Problem statement:
Can you render the listing below as a numbered list, from its first line through the line containing "category-text: Dans des", with blank lines dropped?

>> Begin Material for this exercise

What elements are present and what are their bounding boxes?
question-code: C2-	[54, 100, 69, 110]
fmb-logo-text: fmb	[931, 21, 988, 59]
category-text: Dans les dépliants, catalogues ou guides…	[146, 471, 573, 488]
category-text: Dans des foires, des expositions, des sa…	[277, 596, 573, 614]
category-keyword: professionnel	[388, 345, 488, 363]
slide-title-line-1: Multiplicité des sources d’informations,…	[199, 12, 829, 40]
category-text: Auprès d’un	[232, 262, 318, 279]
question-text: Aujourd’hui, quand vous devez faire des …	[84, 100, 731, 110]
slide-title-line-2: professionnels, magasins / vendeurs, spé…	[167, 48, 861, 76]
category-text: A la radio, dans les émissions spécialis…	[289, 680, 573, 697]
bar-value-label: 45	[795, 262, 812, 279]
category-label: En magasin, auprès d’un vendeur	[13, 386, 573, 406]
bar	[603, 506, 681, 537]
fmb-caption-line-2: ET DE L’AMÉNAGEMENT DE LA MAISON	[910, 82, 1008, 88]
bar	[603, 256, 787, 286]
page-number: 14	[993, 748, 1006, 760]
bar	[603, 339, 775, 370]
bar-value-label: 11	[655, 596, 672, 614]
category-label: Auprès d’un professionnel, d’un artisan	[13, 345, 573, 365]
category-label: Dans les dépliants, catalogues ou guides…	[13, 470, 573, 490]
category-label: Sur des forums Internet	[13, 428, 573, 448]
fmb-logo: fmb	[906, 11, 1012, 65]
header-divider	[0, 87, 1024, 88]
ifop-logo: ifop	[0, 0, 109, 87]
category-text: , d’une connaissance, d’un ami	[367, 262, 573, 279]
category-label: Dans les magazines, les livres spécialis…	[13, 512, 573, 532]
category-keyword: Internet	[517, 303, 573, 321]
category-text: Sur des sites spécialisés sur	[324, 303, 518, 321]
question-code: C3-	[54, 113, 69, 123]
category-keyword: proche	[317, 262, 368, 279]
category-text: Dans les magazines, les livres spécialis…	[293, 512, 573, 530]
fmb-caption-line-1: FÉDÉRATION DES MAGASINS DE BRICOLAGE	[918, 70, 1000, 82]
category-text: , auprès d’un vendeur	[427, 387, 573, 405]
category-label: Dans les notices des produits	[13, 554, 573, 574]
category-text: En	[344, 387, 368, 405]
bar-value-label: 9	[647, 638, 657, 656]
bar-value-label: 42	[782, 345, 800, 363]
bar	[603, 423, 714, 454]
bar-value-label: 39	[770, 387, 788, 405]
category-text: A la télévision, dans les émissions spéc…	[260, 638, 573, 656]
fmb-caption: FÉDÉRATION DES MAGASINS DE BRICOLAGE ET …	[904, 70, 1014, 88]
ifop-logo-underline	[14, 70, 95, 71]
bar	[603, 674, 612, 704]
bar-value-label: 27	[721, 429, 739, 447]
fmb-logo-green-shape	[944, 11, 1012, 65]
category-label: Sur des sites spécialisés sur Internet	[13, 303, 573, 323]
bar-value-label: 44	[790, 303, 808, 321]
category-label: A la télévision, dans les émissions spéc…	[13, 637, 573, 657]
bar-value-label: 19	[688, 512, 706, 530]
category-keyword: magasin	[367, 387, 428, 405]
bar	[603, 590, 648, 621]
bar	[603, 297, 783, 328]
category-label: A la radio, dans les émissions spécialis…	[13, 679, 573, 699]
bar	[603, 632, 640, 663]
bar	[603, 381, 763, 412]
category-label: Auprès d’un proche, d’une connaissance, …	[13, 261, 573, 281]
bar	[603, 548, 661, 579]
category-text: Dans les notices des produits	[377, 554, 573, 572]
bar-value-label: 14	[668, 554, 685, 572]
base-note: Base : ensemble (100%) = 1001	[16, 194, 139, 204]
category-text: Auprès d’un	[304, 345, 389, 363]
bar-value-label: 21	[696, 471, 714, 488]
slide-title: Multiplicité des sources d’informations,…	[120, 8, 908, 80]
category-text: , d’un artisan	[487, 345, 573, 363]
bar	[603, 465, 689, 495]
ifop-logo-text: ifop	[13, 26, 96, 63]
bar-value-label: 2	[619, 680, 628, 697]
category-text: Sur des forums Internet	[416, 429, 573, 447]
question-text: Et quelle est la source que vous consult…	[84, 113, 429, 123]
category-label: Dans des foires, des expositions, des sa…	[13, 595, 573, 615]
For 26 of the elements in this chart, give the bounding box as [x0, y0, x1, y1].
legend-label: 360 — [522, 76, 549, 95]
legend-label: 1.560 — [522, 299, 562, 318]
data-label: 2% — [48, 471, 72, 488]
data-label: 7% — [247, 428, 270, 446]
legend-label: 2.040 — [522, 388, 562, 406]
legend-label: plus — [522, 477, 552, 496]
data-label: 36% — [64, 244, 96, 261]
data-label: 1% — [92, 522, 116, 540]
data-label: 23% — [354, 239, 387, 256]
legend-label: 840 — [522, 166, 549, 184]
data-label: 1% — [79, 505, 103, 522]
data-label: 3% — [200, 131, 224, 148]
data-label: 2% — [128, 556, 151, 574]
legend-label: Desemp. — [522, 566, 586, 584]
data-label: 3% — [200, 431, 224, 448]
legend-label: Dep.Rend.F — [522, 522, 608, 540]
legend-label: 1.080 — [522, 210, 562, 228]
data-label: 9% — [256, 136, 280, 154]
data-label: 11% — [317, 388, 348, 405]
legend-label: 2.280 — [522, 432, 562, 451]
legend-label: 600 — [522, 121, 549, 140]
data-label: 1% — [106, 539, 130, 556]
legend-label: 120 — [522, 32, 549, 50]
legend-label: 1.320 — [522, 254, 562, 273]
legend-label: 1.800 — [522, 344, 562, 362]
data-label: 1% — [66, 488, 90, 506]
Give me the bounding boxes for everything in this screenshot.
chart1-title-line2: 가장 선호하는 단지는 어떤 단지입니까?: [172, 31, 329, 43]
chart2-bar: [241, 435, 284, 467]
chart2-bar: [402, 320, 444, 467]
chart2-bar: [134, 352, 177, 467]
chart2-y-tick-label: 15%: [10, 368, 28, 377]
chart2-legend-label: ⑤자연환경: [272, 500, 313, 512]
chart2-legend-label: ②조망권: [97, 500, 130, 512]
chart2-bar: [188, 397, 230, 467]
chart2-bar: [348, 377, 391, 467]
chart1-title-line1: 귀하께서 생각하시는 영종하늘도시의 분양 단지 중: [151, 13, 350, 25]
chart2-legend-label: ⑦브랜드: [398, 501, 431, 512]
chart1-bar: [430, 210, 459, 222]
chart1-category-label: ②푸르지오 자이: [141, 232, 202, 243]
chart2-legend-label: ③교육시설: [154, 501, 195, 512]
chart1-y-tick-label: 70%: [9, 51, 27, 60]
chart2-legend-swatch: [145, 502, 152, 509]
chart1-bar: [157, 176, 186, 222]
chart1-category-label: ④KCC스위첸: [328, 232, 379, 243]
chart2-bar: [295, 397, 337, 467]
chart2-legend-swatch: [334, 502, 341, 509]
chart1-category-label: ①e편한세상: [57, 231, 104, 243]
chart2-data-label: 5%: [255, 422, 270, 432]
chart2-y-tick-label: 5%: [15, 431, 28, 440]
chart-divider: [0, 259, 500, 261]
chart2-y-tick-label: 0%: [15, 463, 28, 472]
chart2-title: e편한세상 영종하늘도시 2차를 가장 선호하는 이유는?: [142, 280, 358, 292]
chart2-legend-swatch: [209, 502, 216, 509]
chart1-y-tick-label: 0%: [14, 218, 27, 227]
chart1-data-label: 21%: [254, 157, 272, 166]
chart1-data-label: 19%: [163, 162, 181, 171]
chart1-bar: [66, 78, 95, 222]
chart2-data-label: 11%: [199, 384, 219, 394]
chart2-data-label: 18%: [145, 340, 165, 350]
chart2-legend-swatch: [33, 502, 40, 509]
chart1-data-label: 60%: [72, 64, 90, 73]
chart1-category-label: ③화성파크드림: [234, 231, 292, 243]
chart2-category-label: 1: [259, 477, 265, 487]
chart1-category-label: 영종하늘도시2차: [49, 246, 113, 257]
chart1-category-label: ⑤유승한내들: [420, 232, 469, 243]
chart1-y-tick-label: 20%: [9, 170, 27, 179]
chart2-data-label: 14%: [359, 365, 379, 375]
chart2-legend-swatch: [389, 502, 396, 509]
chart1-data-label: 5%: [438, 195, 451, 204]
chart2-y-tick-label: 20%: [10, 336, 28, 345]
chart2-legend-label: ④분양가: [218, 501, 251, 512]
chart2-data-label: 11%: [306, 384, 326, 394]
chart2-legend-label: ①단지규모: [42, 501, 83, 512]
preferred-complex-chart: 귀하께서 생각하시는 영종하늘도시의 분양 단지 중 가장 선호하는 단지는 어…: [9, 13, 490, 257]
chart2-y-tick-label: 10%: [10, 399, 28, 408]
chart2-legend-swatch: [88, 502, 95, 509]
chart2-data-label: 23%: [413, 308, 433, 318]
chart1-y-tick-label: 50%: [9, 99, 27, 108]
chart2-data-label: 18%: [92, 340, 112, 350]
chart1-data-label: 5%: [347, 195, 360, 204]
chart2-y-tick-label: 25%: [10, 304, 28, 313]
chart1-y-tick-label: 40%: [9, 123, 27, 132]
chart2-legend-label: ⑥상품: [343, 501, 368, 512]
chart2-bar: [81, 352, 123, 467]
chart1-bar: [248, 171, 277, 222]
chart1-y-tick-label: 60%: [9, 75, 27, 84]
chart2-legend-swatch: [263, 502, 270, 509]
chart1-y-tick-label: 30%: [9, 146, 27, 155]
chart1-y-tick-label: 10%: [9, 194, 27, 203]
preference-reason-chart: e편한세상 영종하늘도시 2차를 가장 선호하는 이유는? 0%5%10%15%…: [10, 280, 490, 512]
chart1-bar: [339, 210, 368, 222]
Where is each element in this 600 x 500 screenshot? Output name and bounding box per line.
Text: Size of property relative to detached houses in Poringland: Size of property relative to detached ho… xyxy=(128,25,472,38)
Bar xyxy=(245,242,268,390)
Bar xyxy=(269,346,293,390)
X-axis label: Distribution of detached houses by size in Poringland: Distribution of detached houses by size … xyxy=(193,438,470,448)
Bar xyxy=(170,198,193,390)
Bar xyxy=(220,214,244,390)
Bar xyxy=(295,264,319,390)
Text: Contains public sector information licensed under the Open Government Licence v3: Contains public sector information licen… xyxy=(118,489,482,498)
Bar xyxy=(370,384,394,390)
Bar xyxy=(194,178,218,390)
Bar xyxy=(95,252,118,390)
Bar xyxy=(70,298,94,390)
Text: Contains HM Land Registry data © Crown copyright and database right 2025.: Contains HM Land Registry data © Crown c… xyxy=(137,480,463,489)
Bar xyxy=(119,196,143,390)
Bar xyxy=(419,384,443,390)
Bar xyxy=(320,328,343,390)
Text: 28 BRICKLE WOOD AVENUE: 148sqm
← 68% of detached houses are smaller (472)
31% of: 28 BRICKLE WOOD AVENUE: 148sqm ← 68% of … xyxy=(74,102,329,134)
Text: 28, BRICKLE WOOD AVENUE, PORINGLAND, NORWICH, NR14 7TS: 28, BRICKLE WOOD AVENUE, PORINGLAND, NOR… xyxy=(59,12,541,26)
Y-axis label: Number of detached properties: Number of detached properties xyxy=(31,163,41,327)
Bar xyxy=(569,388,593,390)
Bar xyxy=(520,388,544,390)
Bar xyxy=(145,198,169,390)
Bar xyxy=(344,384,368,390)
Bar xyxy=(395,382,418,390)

>> End Material for this exercise

Task result:
1. What elements are present and what are their bounding boxes?
2. question-code: C2-	[54, 100, 69, 110]
3. fmb-logo-text: fmb	[931, 21, 988, 59]
4. category-text: Dans les dépliants, catalogues ou guides…	[146, 471, 573, 488]
5. category-text: Dans des foires, des expositions, des sa…	[277, 596, 573, 614]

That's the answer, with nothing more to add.